Directions: Your task is to repeat all of the material exactly.
--- START ---
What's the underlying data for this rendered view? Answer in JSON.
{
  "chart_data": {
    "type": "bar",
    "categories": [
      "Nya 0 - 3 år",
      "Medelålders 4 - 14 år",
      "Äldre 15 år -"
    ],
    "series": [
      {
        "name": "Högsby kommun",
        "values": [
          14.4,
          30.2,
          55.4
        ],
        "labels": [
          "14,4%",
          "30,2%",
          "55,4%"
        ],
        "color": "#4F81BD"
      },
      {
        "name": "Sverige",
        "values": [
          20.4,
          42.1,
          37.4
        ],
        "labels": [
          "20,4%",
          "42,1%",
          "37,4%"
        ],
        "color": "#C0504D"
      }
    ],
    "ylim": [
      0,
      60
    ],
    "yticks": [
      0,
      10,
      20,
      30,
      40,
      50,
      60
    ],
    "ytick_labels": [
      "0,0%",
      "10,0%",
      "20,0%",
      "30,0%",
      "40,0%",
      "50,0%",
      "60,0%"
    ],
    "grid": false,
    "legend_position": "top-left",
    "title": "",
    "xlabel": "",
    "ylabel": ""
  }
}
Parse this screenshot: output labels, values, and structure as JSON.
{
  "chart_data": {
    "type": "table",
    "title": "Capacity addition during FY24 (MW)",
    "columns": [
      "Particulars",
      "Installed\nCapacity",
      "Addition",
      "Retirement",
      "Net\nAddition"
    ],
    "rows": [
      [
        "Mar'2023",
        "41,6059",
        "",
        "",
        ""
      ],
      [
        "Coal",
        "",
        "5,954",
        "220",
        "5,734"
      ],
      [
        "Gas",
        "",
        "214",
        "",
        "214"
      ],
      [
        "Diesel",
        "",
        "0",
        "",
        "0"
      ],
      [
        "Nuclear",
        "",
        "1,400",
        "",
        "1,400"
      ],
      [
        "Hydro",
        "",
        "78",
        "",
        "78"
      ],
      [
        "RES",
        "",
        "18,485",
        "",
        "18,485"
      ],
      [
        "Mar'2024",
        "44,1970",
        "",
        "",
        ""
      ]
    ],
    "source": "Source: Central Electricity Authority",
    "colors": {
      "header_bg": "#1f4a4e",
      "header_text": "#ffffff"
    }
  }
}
--- END ---
Correct response:
What's the underlying data for this rendered view? Answer in JSON.
{
  "chart_data": {
    "type": "bar",
    "categories": [
      "Nya 0 - 3 år",
      "Medelålders 4 - 14 år",
      "Äldre 15 år -"
    ],
    "series": [
      {
        "name": "Högsby kommun",
        "values": [
          14.4,
          30.2,
          55.4
        ],
        "labels": [
          "14,4%",
          "30,2%",
          "55,4%"
        ],
        "color": "#4F81BD"
      },
      {
        "name": "Sverige",
        "values": [
          20.4,
          42.1,
          37.4
        ],
        "labels": [
          "20,4%",
          "42,1%",
          "37,4%"
        ],
        "color": "#C0504D"
      }
    ],
    "ylim": [
      0,
      60
    ],
    "yticks": [
      0,
      10,
      20,
      30,
      40,
      50,
      60
    ],
    "ytick_labels": [
      "0,0%",
      "10,0%",
      "20,0%",
      "30,0%",
      "40,0%",
      "50,0%",
      "60,0%"
    ],
    "grid": false,
    "legend_position": "top-left",
    "title": "",
    "xlabel": "",
    "ylabel": ""
  }
}
Parse this screenshot: output labels, values, and structure as JSON.
{
  "chart_data": {
    "type": "table",
    "title": "Capacity addition during FY24 (MW)",
    "columns": [
      "Particulars",
      "Installed\nCapacity",
      "Addition",
      "Retirement",
      "Net\nAddition"
    ],
    "rows": [
      [
        "Mar'2023",
        "41,6059",
        "",
        "",
        ""
      ],
      [
        "Coal",
        "",
        "5,954",
        "220",
        "5,734"
      ],
      [
        "Gas",
        "",
        "214",
        "",
        "214"
      ],
      [
        "Diesel",
        "",
        "0",
        "",
        "0"
      ],
      [
        "Nuclear",
        "",
        "1,400",
        "",
        "1,400"
      ],
      [
        "Hydro",
        "",
        "78",
        "",
        "78"
      ],
      [
        "RES",
        "",
        "18,485",
        "",
        "18,485"
      ],
      [
        "Mar'2024",
        "44,1970",
        "",
        "",
        ""
      ]
    ],
    "source": "Source: Central Electricity Authority",
    "colors": {
      "header_bg": "#1f4a4e",
      "header_text": "#ffffff"
    }
  }
}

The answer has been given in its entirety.